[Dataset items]
**********

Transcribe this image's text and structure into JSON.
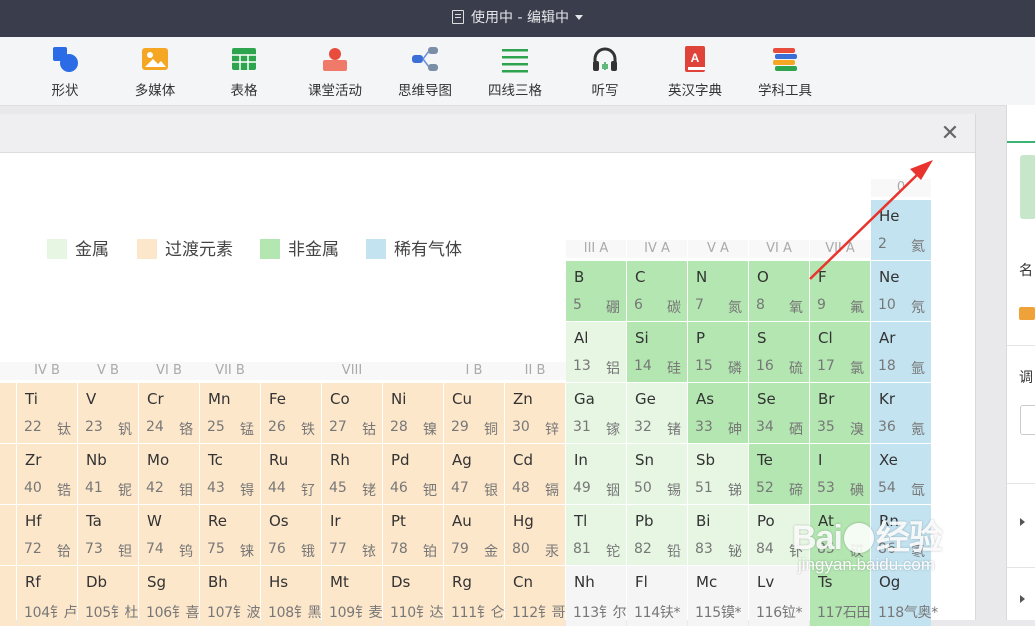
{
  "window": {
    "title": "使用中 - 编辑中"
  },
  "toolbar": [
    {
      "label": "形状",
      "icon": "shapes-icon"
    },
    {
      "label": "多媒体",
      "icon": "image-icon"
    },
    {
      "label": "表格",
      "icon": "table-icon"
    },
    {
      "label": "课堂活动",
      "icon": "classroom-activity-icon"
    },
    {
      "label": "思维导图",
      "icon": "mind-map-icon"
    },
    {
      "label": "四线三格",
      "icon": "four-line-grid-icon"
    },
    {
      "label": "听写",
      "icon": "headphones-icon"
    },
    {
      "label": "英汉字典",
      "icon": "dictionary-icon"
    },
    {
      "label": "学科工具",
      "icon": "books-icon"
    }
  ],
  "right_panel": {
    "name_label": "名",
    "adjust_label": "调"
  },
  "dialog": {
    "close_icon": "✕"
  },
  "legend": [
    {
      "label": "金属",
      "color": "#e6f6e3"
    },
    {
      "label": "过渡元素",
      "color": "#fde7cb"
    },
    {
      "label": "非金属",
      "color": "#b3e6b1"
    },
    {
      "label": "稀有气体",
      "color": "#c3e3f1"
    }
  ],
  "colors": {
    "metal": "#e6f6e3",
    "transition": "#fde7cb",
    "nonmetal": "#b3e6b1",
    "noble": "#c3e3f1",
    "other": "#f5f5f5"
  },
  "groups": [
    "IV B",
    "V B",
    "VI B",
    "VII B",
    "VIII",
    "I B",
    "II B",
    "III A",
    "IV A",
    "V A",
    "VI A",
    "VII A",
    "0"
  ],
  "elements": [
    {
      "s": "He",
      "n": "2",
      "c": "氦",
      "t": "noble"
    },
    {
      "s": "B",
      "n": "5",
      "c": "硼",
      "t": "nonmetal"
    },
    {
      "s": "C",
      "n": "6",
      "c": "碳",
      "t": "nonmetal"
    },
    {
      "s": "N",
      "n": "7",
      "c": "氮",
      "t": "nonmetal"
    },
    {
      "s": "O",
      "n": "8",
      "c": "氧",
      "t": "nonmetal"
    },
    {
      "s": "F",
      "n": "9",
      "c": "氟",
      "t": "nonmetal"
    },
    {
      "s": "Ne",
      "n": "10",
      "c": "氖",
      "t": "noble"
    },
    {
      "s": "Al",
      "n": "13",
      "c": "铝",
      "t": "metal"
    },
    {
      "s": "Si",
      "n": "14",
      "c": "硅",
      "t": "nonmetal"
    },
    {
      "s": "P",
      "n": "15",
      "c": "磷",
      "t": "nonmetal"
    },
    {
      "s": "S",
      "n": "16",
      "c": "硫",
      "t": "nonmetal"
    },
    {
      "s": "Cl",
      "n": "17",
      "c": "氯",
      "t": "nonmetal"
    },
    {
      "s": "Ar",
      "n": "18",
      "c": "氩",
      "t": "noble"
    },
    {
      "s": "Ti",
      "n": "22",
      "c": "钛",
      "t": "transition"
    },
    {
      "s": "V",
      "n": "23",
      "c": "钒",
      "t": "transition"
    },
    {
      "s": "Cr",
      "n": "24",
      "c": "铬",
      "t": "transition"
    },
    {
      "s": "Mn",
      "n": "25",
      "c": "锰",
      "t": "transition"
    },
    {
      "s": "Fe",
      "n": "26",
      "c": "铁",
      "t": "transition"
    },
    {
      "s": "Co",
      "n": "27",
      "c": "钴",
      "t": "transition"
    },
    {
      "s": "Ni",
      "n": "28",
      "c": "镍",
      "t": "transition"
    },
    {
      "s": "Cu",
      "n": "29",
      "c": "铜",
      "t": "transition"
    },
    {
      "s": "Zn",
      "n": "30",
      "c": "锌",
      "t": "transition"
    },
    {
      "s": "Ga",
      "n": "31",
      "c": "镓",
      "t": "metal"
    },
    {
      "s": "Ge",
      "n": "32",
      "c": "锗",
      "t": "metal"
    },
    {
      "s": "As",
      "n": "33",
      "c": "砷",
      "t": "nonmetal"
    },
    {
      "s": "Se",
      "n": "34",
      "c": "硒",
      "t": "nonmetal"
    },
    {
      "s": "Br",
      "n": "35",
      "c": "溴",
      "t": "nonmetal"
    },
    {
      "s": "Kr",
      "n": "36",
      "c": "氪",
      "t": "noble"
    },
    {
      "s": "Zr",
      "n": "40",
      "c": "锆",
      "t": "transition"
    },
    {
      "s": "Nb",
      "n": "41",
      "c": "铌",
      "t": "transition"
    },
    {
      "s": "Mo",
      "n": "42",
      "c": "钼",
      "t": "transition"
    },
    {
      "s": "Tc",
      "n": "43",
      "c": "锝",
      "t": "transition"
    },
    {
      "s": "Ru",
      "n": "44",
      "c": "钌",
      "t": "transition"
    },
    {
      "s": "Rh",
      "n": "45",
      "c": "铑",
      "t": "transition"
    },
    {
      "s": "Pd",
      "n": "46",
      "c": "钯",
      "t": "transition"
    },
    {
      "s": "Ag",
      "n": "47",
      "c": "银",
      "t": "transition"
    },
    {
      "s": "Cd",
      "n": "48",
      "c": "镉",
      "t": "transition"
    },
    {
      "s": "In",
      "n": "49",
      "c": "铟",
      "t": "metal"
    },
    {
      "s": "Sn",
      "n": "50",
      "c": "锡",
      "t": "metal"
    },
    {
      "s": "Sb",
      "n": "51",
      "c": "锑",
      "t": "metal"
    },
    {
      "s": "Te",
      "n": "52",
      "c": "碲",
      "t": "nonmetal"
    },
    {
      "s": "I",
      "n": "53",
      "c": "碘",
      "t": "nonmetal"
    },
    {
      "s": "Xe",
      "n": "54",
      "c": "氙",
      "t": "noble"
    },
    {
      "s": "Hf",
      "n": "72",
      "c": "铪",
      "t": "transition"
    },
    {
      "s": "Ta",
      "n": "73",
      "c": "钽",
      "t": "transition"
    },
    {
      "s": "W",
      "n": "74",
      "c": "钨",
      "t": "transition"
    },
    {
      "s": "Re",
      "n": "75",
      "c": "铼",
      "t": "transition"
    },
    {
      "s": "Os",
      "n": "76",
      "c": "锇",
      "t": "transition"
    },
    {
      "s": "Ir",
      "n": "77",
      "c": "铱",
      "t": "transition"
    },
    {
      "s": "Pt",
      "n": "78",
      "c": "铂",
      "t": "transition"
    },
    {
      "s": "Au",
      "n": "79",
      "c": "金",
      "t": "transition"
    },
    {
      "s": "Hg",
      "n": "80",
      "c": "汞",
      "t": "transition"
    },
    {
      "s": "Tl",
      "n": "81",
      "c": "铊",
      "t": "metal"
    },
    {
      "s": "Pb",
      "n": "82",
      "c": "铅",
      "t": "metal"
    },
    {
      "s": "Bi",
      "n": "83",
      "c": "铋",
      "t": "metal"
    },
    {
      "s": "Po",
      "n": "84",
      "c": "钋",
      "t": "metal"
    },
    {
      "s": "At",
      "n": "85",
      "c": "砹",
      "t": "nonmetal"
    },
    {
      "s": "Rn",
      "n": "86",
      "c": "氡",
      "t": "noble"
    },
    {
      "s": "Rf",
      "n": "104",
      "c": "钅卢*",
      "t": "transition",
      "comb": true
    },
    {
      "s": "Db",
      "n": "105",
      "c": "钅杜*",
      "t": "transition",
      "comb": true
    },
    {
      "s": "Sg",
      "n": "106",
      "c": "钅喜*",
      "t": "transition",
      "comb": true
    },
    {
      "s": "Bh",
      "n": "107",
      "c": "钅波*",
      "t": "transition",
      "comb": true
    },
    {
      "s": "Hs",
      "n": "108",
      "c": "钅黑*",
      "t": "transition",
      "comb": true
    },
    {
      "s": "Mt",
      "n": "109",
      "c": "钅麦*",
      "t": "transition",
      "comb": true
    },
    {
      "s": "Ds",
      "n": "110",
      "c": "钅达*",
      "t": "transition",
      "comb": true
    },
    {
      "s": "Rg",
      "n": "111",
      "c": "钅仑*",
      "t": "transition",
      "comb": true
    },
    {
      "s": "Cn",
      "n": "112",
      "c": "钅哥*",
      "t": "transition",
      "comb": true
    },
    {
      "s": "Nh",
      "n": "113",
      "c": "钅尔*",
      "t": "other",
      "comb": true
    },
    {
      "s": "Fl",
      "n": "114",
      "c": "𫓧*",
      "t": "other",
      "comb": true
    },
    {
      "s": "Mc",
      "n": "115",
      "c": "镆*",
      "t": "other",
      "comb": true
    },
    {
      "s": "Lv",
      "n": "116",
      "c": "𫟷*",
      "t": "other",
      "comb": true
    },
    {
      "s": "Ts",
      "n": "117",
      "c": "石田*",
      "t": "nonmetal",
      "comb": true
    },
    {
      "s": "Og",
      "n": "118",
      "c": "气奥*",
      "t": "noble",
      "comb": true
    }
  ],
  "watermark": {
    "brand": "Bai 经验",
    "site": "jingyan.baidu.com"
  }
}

**********

**To be done**
Search the lines for "image". Copy each line that has it.

**Right answer**
Transcribe this image's text and structure into JSON.
      "icon": "image-icon"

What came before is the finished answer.